--- START MATERIAL FOR THIS EXERCISE ---
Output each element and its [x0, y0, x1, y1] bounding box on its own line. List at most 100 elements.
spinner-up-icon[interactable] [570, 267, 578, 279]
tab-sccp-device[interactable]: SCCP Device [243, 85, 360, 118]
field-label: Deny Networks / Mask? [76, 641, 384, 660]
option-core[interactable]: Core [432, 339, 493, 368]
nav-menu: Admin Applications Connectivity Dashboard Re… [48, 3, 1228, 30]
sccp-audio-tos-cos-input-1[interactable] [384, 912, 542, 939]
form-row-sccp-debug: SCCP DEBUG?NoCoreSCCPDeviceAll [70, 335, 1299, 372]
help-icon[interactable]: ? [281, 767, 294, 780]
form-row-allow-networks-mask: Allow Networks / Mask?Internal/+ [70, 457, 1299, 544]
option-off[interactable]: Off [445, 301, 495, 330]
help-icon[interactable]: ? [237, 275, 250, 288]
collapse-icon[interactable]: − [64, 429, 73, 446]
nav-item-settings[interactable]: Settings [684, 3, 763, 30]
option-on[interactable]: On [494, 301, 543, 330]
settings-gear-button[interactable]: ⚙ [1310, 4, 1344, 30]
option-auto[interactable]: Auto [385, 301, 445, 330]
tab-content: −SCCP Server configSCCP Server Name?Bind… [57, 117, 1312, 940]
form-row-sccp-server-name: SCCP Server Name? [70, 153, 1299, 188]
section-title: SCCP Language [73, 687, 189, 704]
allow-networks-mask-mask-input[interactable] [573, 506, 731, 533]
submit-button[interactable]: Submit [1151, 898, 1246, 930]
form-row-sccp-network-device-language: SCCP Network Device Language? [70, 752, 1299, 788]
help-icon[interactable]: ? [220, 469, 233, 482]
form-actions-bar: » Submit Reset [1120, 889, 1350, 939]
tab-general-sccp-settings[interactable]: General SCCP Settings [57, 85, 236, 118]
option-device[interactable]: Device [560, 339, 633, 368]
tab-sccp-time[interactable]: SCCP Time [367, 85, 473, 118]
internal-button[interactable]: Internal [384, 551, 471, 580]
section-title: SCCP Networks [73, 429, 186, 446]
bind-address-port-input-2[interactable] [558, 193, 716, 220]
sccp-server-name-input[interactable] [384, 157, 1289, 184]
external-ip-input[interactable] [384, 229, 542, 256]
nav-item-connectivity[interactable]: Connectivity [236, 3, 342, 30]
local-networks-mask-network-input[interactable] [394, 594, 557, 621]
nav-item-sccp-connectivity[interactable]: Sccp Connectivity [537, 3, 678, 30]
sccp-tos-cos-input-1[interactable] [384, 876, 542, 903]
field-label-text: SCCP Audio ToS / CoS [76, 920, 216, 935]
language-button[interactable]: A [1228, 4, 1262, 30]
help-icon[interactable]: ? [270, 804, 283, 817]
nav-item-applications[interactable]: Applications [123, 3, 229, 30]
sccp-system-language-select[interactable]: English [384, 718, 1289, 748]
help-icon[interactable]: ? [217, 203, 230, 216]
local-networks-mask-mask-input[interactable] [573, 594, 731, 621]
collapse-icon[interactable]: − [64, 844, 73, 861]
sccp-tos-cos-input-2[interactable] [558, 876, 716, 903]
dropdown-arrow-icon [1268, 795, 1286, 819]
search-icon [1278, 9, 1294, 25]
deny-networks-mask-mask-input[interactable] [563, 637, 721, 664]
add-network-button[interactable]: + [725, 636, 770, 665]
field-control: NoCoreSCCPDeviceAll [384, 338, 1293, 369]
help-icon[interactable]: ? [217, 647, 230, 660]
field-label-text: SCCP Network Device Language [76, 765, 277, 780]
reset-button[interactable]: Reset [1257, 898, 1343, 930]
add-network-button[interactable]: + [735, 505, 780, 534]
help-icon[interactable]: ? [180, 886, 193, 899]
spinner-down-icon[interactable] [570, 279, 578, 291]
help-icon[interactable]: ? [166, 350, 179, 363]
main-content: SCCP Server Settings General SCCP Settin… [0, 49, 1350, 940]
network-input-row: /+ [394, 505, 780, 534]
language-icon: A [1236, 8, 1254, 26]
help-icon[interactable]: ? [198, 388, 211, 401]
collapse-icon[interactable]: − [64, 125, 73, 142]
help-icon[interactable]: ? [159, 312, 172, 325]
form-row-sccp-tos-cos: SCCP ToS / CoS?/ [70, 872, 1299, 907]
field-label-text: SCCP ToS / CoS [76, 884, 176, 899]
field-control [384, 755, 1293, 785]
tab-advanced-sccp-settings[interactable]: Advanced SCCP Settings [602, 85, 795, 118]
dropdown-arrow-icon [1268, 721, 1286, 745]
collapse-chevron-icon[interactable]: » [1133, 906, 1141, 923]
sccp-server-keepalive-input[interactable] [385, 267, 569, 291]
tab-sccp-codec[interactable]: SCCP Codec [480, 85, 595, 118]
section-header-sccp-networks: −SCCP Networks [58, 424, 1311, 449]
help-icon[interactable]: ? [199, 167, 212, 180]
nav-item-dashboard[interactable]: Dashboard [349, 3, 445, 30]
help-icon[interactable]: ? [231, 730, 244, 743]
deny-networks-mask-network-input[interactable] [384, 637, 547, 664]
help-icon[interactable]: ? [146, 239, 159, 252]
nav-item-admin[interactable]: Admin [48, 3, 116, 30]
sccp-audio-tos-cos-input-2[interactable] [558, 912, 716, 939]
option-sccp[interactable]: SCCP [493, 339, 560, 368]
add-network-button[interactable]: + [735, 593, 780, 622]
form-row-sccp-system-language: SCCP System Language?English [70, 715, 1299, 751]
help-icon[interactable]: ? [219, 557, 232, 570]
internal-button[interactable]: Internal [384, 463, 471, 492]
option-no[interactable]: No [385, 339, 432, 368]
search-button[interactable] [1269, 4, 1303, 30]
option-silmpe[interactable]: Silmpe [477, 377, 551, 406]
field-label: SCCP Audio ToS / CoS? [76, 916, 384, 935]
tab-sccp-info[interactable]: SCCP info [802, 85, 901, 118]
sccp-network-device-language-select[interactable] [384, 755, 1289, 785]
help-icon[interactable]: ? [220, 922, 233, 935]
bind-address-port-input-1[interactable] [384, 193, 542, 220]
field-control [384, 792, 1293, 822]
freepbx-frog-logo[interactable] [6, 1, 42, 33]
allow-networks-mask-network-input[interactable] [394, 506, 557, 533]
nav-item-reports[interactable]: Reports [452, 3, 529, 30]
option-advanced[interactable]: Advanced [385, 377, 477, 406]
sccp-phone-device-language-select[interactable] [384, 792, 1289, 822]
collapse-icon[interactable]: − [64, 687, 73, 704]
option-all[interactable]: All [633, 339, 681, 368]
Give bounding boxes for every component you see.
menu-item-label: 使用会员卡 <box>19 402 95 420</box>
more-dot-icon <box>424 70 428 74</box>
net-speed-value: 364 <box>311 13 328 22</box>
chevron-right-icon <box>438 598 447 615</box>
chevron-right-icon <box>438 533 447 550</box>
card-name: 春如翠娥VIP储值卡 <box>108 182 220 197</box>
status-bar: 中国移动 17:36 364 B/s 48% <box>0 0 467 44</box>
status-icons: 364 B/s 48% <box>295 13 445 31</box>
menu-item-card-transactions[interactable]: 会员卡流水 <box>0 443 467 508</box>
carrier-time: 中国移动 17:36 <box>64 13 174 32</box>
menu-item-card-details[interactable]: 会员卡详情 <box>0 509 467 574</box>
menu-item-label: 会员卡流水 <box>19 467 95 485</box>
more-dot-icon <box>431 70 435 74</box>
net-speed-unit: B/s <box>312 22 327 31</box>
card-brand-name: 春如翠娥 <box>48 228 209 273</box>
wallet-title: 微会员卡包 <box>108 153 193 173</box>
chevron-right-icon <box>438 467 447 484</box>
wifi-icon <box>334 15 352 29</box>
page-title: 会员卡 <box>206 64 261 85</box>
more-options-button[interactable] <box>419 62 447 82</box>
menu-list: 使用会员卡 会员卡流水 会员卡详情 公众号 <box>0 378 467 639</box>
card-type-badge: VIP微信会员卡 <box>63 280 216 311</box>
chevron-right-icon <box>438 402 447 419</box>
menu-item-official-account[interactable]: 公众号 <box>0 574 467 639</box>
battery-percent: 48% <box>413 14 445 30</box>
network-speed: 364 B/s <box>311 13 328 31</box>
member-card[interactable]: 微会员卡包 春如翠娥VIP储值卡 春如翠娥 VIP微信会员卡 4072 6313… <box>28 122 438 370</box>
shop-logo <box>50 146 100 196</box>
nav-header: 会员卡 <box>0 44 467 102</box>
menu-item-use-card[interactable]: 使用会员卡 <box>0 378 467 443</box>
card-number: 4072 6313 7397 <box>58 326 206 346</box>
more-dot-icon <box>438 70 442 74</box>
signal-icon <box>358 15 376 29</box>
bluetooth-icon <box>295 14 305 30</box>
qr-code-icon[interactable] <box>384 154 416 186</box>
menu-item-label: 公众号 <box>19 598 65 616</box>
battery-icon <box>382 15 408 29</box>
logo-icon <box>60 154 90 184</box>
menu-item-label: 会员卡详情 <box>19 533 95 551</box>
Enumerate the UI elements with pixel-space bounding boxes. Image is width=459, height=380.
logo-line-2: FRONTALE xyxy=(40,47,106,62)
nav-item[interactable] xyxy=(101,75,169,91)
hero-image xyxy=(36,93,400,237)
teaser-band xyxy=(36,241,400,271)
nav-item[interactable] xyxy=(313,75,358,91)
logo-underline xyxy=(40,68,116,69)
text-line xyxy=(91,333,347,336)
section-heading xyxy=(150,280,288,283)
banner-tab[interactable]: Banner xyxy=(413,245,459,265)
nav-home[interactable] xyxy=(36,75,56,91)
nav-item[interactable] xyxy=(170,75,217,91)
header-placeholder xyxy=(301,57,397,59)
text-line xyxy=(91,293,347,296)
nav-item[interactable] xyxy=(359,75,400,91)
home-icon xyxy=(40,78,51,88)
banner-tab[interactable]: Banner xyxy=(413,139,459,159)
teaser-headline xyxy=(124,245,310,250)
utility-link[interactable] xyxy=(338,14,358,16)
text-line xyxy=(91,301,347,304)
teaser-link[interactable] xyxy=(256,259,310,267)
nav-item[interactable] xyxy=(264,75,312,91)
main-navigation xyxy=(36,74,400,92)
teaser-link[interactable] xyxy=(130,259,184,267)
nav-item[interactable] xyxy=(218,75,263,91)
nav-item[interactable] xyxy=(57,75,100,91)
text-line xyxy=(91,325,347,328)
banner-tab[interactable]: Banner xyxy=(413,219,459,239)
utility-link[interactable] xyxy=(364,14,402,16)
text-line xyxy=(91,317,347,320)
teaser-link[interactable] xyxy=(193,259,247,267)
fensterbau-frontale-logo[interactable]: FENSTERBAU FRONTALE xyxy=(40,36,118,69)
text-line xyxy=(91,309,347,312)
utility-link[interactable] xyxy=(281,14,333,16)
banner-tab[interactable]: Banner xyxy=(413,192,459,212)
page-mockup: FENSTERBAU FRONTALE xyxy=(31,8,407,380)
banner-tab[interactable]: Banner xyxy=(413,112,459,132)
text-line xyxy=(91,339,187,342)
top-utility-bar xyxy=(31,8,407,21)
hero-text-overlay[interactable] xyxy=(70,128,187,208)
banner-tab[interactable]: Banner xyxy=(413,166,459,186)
--- END MATERIAL FOR THIS EXERCISE ---
# [YOUR INSTRUCTIONS]
Could you update the listing, starting at its first line and ending at the line that contains "field-label-text: SCCP Audio", so that "interactable" becomes "clickable" and nothing else changes, and return only those lines?

# [WRITTEN SOLUTION]
Output each element and its [x0, y0, x1, y1] bounding box on its own line. List at most 100 elements.
spinner-up-icon[clickable] [570, 267, 578, 279]
tab-sccp-device[clickable]: SCCP Device [243, 85, 360, 118]
field-label: Deny Networks / Mask? [76, 641, 384, 660]
option-core[clickable]: Core [432, 339, 493, 368]
nav-menu: Admin Applications Connectivity Dashboard Re… [48, 3, 1228, 30]
sccp-audio-tos-cos-input-1[clickable] [384, 912, 542, 939]
form-row-sccp-debug: SCCP DEBUG?NoCoreSCCPDeviceAll [70, 335, 1299, 372]
help-icon[clickable]: ? [281, 767, 294, 780]
form-row-allow-networks-mask: Allow Networks / Mask?Internal/+ [70, 457, 1299, 544]
option-off[clickable]: Off [445, 301, 495, 330]
help-icon[clickable]: ? [237, 275, 250, 288]
collapse-icon[clickable]: − [64, 429, 73, 446]
nav-item-settings[clickable]: Settings [684, 3, 763, 30]
option-on[clickable]: On [494, 301, 543, 330]
settings-gear-button[clickable]: ⚙ [1310, 4, 1344, 30]
option-auto[clickable]: Auto [385, 301, 445, 330]
tab-content: −SCCP Server configSCCP Server Name?Bind… [57, 117, 1312, 940]
form-row-sccp-server-name: SCCP Server Name? [70, 153, 1299, 188]
section-title: SCCP Language [73, 687, 189, 704]
allow-networks-mask-mask-input[clickable] [573, 506, 731, 533]
submit-button[clickable]: Submit [1151, 898, 1246, 930]
form-row-sccp-network-device-language: SCCP Network Device Language? [70, 752, 1299, 788]
help-icon[clickable]: ? [220, 469, 233, 482]
form-actions-bar: » Submit Reset [1120, 889, 1350, 939]
tab-general-sccp-settings[clickable]: General SCCP Settings [57, 85, 236, 118]
option-device[clickable]: Device [560, 339, 633, 368]
tab-sccp-time[clickable]: SCCP Time [367, 85, 473, 118]
internal-button[clickable]: Internal [384, 551, 471, 580]
section-title: SCCP Networks [73, 429, 186, 446]
bind-address-port-input-2[clickable] [558, 193, 716, 220]
sccp-server-name-input[clickable] [384, 157, 1289, 184]
external-ip-input[clickable] [384, 229, 542, 256]
nav-item-connectivity[clickable]: Connectivity [236, 3, 342, 30]
local-networks-mask-network-input[clickable] [394, 594, 557, 621]
nav-item-sccp-connectivity[clickable]: Sccp Connectivity [537, 3, 678, 30]
sccp-tos-cos-input-1[clickable] [384, 876, 542, 903]
field-label-text: SCCP Audio ToS / CoS [76, 920, 216, 935]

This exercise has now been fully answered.